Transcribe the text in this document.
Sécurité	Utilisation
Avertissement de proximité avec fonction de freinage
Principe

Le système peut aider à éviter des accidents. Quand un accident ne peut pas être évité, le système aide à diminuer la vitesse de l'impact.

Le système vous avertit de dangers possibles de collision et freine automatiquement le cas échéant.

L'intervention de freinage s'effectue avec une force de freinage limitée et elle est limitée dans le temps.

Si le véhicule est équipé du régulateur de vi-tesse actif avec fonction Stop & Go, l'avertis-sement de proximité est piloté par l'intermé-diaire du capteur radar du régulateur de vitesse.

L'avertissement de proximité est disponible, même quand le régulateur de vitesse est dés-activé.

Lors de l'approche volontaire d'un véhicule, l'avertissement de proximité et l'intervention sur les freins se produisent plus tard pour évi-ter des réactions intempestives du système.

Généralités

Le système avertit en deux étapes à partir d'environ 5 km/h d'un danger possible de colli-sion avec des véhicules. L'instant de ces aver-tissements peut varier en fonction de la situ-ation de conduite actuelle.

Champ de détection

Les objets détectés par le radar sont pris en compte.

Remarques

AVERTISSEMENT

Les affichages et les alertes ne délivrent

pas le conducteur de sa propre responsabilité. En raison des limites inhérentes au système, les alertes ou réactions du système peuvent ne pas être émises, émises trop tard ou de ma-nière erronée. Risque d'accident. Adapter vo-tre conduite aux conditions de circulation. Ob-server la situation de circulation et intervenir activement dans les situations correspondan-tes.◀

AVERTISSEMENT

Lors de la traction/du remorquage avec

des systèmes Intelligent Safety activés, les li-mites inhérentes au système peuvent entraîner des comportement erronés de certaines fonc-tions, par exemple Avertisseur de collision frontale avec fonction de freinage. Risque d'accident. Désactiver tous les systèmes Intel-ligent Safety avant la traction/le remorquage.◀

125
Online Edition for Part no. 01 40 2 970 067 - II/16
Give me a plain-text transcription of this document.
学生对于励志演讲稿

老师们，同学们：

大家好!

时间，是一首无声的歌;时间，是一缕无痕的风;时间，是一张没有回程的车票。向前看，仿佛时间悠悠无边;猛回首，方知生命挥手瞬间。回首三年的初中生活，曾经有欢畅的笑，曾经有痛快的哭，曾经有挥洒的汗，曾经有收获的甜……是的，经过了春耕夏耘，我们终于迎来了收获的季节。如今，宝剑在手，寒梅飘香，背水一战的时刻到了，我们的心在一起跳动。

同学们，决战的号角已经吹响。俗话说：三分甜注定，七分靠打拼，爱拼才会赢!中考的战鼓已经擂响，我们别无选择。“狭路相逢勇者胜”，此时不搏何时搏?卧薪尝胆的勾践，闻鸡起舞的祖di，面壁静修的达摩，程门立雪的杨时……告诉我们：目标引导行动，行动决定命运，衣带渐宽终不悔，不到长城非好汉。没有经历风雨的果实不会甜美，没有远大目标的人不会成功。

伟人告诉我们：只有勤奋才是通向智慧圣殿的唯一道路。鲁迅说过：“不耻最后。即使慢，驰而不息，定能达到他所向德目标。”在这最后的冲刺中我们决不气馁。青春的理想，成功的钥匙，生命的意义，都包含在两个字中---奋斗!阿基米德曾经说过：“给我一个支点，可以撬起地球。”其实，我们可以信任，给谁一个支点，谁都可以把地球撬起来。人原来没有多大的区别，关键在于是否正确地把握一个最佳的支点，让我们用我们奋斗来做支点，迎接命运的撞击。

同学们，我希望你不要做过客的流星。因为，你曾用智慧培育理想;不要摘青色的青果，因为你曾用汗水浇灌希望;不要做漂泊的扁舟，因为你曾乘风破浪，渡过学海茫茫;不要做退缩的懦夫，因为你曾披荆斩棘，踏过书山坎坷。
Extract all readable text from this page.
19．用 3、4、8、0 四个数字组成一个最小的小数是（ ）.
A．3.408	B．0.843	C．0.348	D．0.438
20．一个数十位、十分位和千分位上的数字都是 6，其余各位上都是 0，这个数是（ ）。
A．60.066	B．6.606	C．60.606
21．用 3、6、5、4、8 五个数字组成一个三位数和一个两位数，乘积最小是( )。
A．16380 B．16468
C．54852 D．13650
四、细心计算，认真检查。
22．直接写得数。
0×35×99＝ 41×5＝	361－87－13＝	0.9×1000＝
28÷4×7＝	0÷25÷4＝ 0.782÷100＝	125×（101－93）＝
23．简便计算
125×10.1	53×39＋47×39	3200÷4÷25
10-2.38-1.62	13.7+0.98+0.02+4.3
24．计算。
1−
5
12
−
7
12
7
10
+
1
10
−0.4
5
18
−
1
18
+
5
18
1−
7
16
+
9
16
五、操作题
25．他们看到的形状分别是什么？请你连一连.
▬▬▬▬▬▬▬▬▬▬
Job: Copy all the entries verbatim.

Exercise solution:
Transcribe the text in this document.
Sécurité	Utilisation
Avertissement de proximité avec fonction de freinage
Principe

Le système peut aider à éviter des accidents. Quand un accident ne peut pas être évité, le système aide à diminuer la vitesse de l'impact.

Le système vous avertit de dangers possibles de collision et freine automatiquement le cas échéant.

L'intervention de freinage s'effectue avec une force de freinage limitée et elle est limitée dans le temps.

Si le véhicule est équipé du régulateur de vi-tesse actif avec fonction Stop & Go, l'avertis-sement de proximité est piloté par l'intermé-diaire du capteur radar du régulateur de vitesse.

L'avertissement de proximité est disponible, même quand le régulateur de vitesse est dés-activé.

Lors de l'approche volontaire d'un véhicule, l'avertissement de proximité et l'intervention sur les freins se produisent plus tard pour évi-ter des réactions intempestives du système.

Généralités

Le système avertit en deux étapes à partir d'environ 5 km/h d'un danger possible de colli-sion avec des véhicules. L'instant de ces aver-tissements peut varier en fonction de la situ-ation de conduite actuelle.

Champ de détection

Les objets détectés par le radar sont pris en compte.

Remarques

AVERTISSEMENT

Les affichages et les alertes ne délivrent

pas le conducteur de sa propre responsabilité. En raison des limites inhérentes au système, les alertes ou réactions du système peuvent ne pas être émises, émises trop tard ou de ma-nière erronée. Risque d'accident. Adapter vo-tre conduite aux conditions de circulation. Ob-server la situation de circulation et intervenir activement dans les situations correspondan-tes.◀

AVERTISSEMENT

Lors de la traction/du remorquage avec

des systèmes Intelligent Safety activés, les li-mites inhérentes au système peuvent entraîner des comportement erronés de certaines fonc-tions, par exemple Avertisseur de collision frontale avec fonction de freinage. Risque d'accident. Désactiver tous les systèmes Intel-ligent Safety avant la traction/le remorquage.◀

125
Online Edition for Part no. 01 40 2 970 067 - II/16
Give me a plain-text transcription of this document.
学生对于励志演讲稿

老师们，同学们：

大家好!

时间，是一首无声的歌;时间，是一缕无痕的风;时间，是一张没有回程的车票。向前看，仿佛时间悠悠无边;猛回首，方知生命挥手瞬间。回首三年的初中生活，曾经有欢畅的笑，曾经有痛快的哭，曾经有挥洒的汗，曾经有收获的甜……是的，经过了春耕夏耘，我们终于迎来了收获的季节。如今，宝剑在手，寒梅飘香，背水一战的时刻到了，我们的心在一起跳动。

同学们，决战的号角已经吹响。俗话说：三分甜注定，七分靠打拼，爱拼才会赢!中考的战鼓已经擂响，我们别无选择。“狭路相逢勇者胜”，此时不搏何时搏?卧薪尝胆的勾践，闻鸡起舞的祖di，面壁静修的达摩，程门立雪的杨时……告诉我们：目标引导行动，行动决定命运，衣带渐宽终不悔，不到长城非好汉。没有经历风雨的果实不会甜美，没有远大目标的人不会成功。

伟人告诉我们：只有勤奋才是通向智慧圣殿的唯一道路。鲁迅说过：“不耻最后。即使慢，驰而不息，定能达到他所向德目标。”在这最后的冲刺中我们决不气馁。青春的理想，成功的钥匙，生命的意义，都包含在两个字中---奋斗!阿基米德曾经说过：“给我一个支点，可以撬起地球。”其实，我们可以信任，给谁一个支点，谁都可以把地球撬起来。人原来没有多大的区别，关键在于是否正确地把握一个最佳的支点，让我们用我们奋斗来做支点，迎接命运的撞击。

同学们，我希望你不要做过客的流星。因为，你曾用智慧培育理想;不要摘青色的青果，因为你曾用汗水浇灌希望;不要做漂泊的扁舟，因为你曾乘风破浪，渡过学海茫茫;不要做退缩的懦夫，因为你曾披荆斩棘，踏过书山坎坷。
Extract all readable text from this page.
19．用 3、4、8、0 四个数字组成一个最小的小数是（ ）.
A．3.408	B．0.843	C．0.348	D．0.438
20．一个数十位、十分位和千分位上的数字都是 6，其余各位上都是 0，这个数是（ ）。
A．60.066	B．6.606	C．60.606
21．用 3、6、5、4、8 五个数字组成一个三位数和一个两位数，乘积最小是( )。
A．16380 B．16468
C．54852 D．13650
四、细心计算，认真检查。
22．直接写得数。
0×35×99＝ 41×5＝	361－87－13＝	0.9×1000＝
28÷4×7＝	0÷25÷4＝ 0.782÷100＝	125×（101－93）＝
23．简便计算
125×10.1	53×39＋47×39	3200÷4÷25
10-2.38-1.62	13.7+0.98+0.02+4.3
24．计算。
1−
5
12
−
7
12
7
10
+
1
10
−0.4
5
18
−
1
18
+
5
18
1−
7
16
+
9
16
五、操作题
25．他们看到的形状分别是什么？请你连一连.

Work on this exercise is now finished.